Where a line holds the string "text", return that line.

▸ Record extracts
-*-
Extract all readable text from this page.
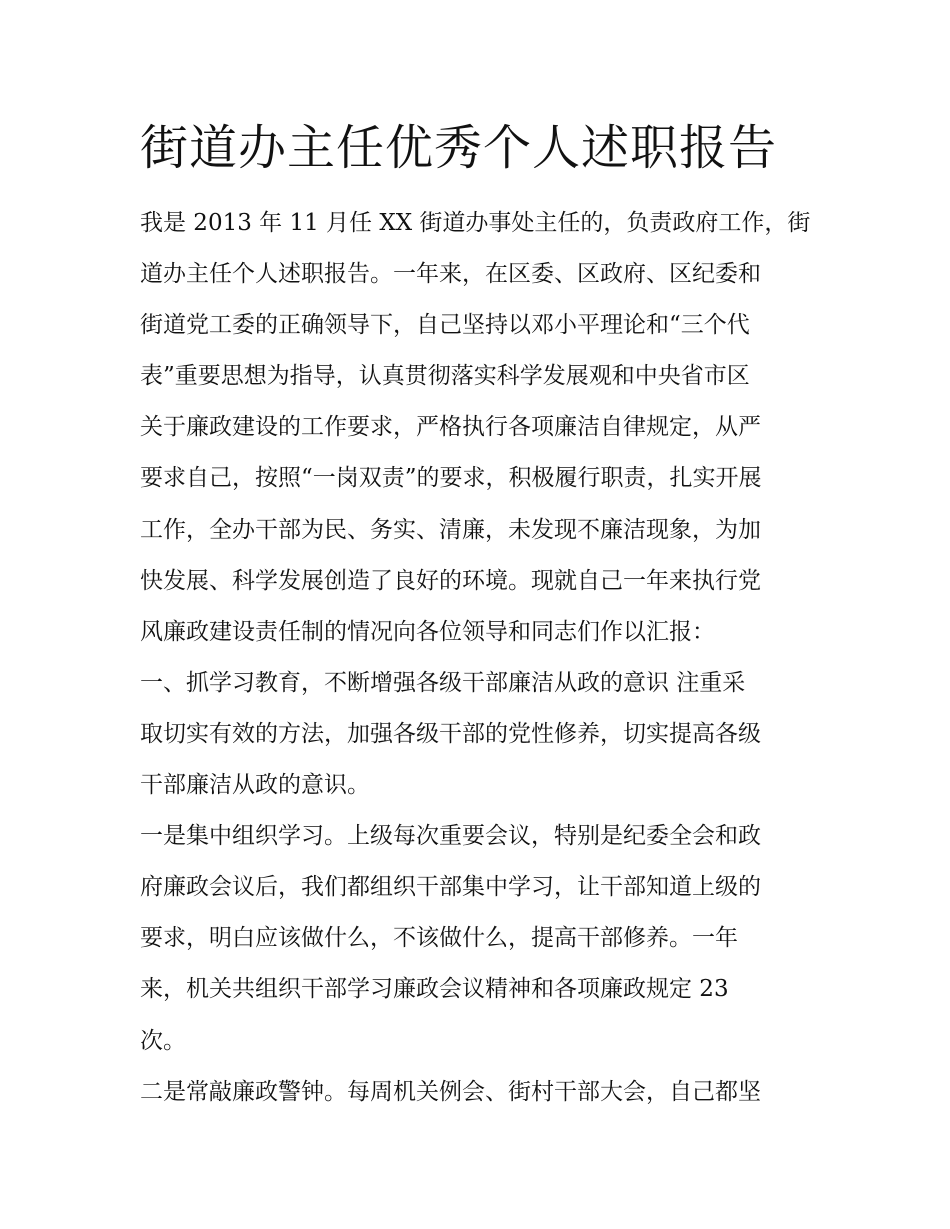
街道办主任优秀个人述职报告
我是 2013 年 11 月任 XX 街道办事处主任的，负责政府工作，街
道办主任个人述职报告。一年来，在区委、区政府、区纪委和
街道党工委的正确领导下，自己坚持以邓小平理论和“三个代
表”重要思想为指导，认真贯彻落实科学发展观和中央省市区
关于廉政建设的工作要求，严格执行各项廉洁自律规定，从严
要求自己，按照“一岗双责”的要求，积极履行职责，扎实开展
工作，全办干部为民、务实、清廉，未发现不廉洁现象，为加
快发展、科学发展创造了良好的环境。现就自己一年来执行党
风廉政建设责任制的情况向各位领导和同志们作以汇报：
一、抓学习教育，不断增强各级干部廉洁从政的意识 注重采
取切实有效的方法，加强各级干部的党性修养，切实提高各级
干部廉洁从政的意识。
一是集中组织学习。上级每次重要会议，特别是纪委全会和政
府廉政会议后，我们都组织干部集中学习，让干部知道上级的
要求，明白应该做什么，不该做什么，提高干部修养。一年
来，机关共组织干部学习廉政会议精神和各项廉政规定 23
次。
二是常敲廉政警钟。每周机关例会、街村干部大会，自己都坚
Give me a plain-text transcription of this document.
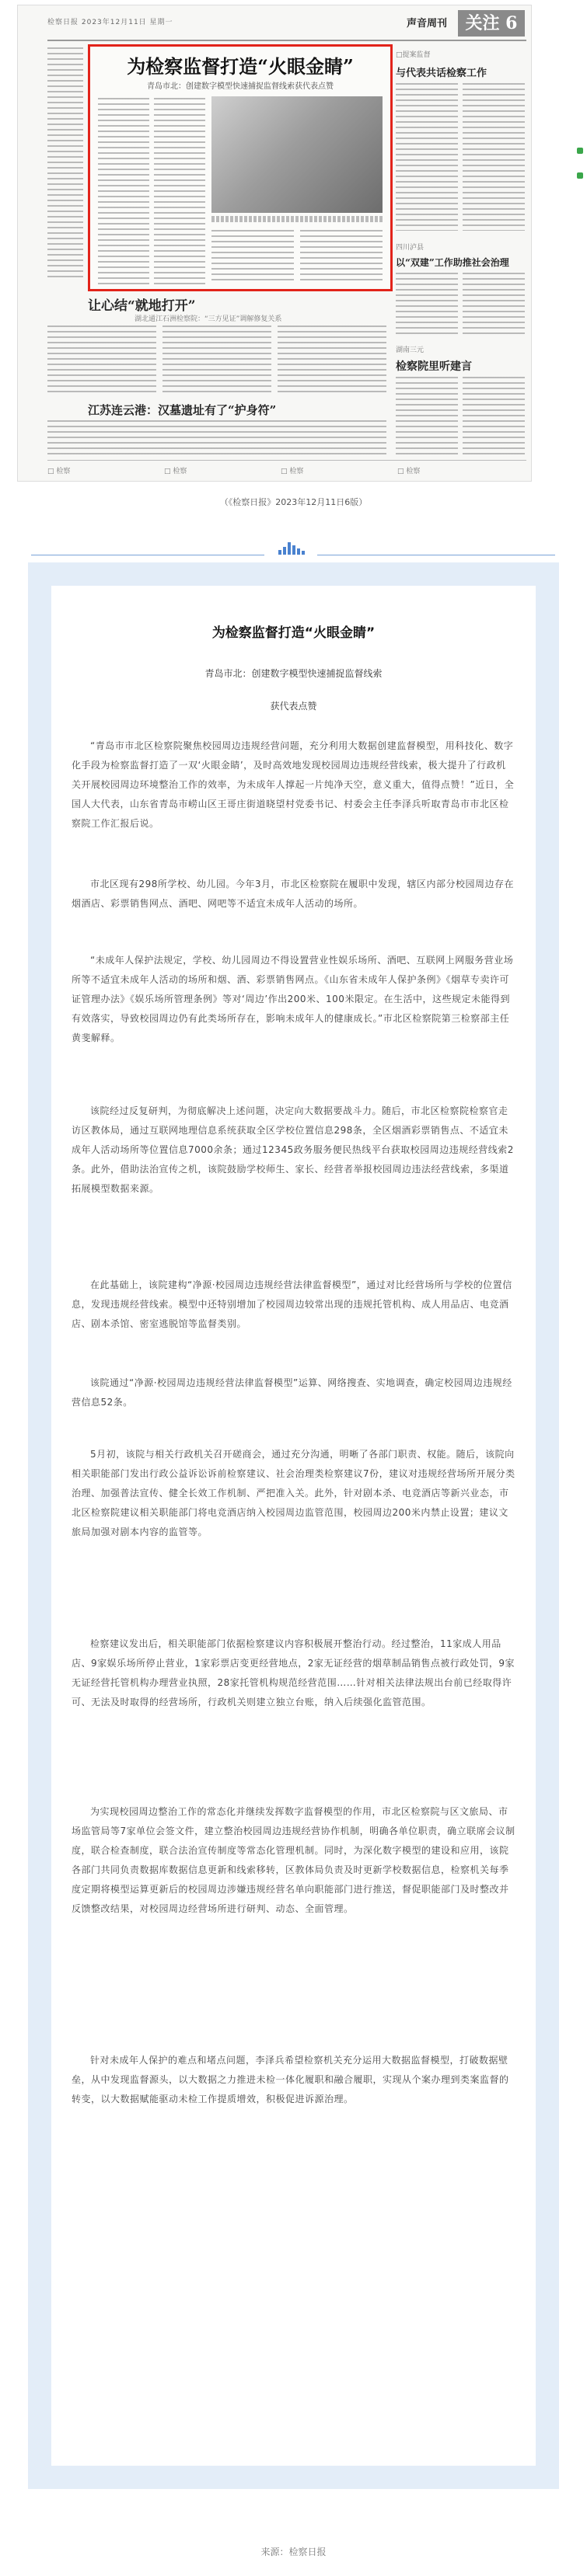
检察日报 2023年12月11日 星期一	声音周刊	关注 6
为检察监督打造“火眼金睛”
青岛市北：创建数字模型快速捕捉监督线索获代表点赞
让心结“就地打开”
湖北通江石洲检察院：“三方见证”调解修复关系
江苏连云港：汉墓遗址有了“护身符”
□提案监督
与代表共话检察工作
四川泸县
以“双建”工作助推社会治理
湖南三元
检察院里听建言
□ 检察	□ 检察	□ 检察	□ 检察
（《检察日报》2023年12月11日6版）
为检察监督打造“火眼金睛”
青岛市北：创建数字模型快速捕捉监督线索
获代表点赞

“青岛市市北区检察院聚焦校园周边违规经营问题，充分利用大数据创建监督模型，用科技化、数字化手段为检察监督打造了一双‘火眼金睛’，及时高效地发现校园周边违规经营线索，极大提升了行政机关开展校园周边环境整治工作的效率，为未成年人撑起一片纯净天空，意义重大，值得点赞！”近日，全国人大代表，山东省青岛市崂山区王哥庄街道晓望村党委书记、村委会主任李泽兵听取青岛市市北区检察院工作汇报后说。

市北区现有298所学校、幼儿园。今年3月，市北区检察院在履职中发现，辖区内部分校园周边存在烟酒店、彩票销售网点、酒吧、网吧等不适宜未成年人活动的场所。

“未成年人保护法规定，学校、幼儿园周边不得设置营业性娱乐场所、酒吧、互联网上网服务营业场所等不适宜未成年人活动的场所和烟、酒、彩票销售网点。《山东省未成年人保护条例》《烟草专卖许可证管理办法》《娱乐场所管理条例》等对‘周边’作出200米、100米限定。在生活中，这些规定未能得到有效落实，导致校园周边仍有此类场所存在，影响未成年人的健康成长。”市北区检察院第三检察部主任黄斐解释。

该院经过反复研判，为彻底解决上述问题，决定向大数据要战斗力。随后，市北区检察院检察官走访区教体局，通过互联网地理信息系统获取全区学校位置信息298条，全区烟酒彩票销售点、不适宜未成年人活动场所等位置信息7000余条；通过12345政务服务便民热线平台获取校园周边违规经营线索2条。此外，借助法治宣传之机，该院鼓励学校师生、家长、经营者举报校园周边违法经营线索，多渠道拓展模型数据来源。

在此基础上，该院建构“净源·校园周边违规经营法律监督模型”，通过对比经营场所与学校的位置信息，发现违规经营线索。模型中还特别增加了校园周边较常出现的违规托管机构、成人用品店、电竞酒店、剧本杀馆、密室逃脱馆等监督类别。

该院通过“净源·校园周边违规经营法律监督模型”运算、网络搜查、实地调查，确定校园周边违规经营信息52条。

5月初，该院与相关行政机关召开磋商会，通过充分沟通，明晰了各部门职责、权能。随后，该院向相关职能部门发出行政公益诉讼诉前检察建议、社会治理类检察建议7份，建议对违规经营场所开展分类治理、加强普法宣传、健全长效工作机制、严把准入关。此外，针对剧本杀、电竞酒店等新兴业态，市北区检察院建议相关职能部门将电竞酒店纳入校园周边监管范围，校园周边200米内禁止设置；建议文旅局加强对剧本内容的监管等。

检察建议发出后，相关职能部门依据检察建议内容积极展开整治行动。经过整治，11家成人用品店、9家娱乐场所停止营业，1家彩票店变更经营地点，2家无证经营的烟草制品销售点被行政处罚，9家无证经营托管机构办理营业执照，28家托管机构规范经营范围……针对相关法律法规出台前已经取得许可、无法及时取得的经营场所，行政机关则建立独立台账，纳入后续强化监管范围。

为实现校园周边整治工作的常态化并继续发挥数字监督模型的作用，市北区检察院与区文旅局、市场监管局等7家单位会签文件，建立整治校园周边违规经营协作机制，明确各单位职责，确立联席会议制度，联合检查制度，联合法治宣传制度等常态化管理机制。同时，为深化数字模型的建设和应用，该院各部门共同负责数据库数据信息更新和线索移转，区教体局负责及时更新学校数据信息，检察机关每季度定期将模型运算更新后的校园周边涉嫌违规经营名单向职能部门进行推送，督促职能部门及时整改并反馈整改结果，对校园周边经营场所进行研判、动态、全面管理。

针对未成年人保护的难点和堵点问题，李泽兵希望检察机关充分运用大数据监督模型，打破数据壁垒，从中发现监督源头，以大数据之力推进未检一体化履职和融合履职，实现从个案办理到类案监督的转变，以大数据赋能驱动未检工作提质增效，积极促进诉源治理。

来源：检察日报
-*-
▸ Final result
Extract all readable text from this page.
Give me a plain-text transcription of this document.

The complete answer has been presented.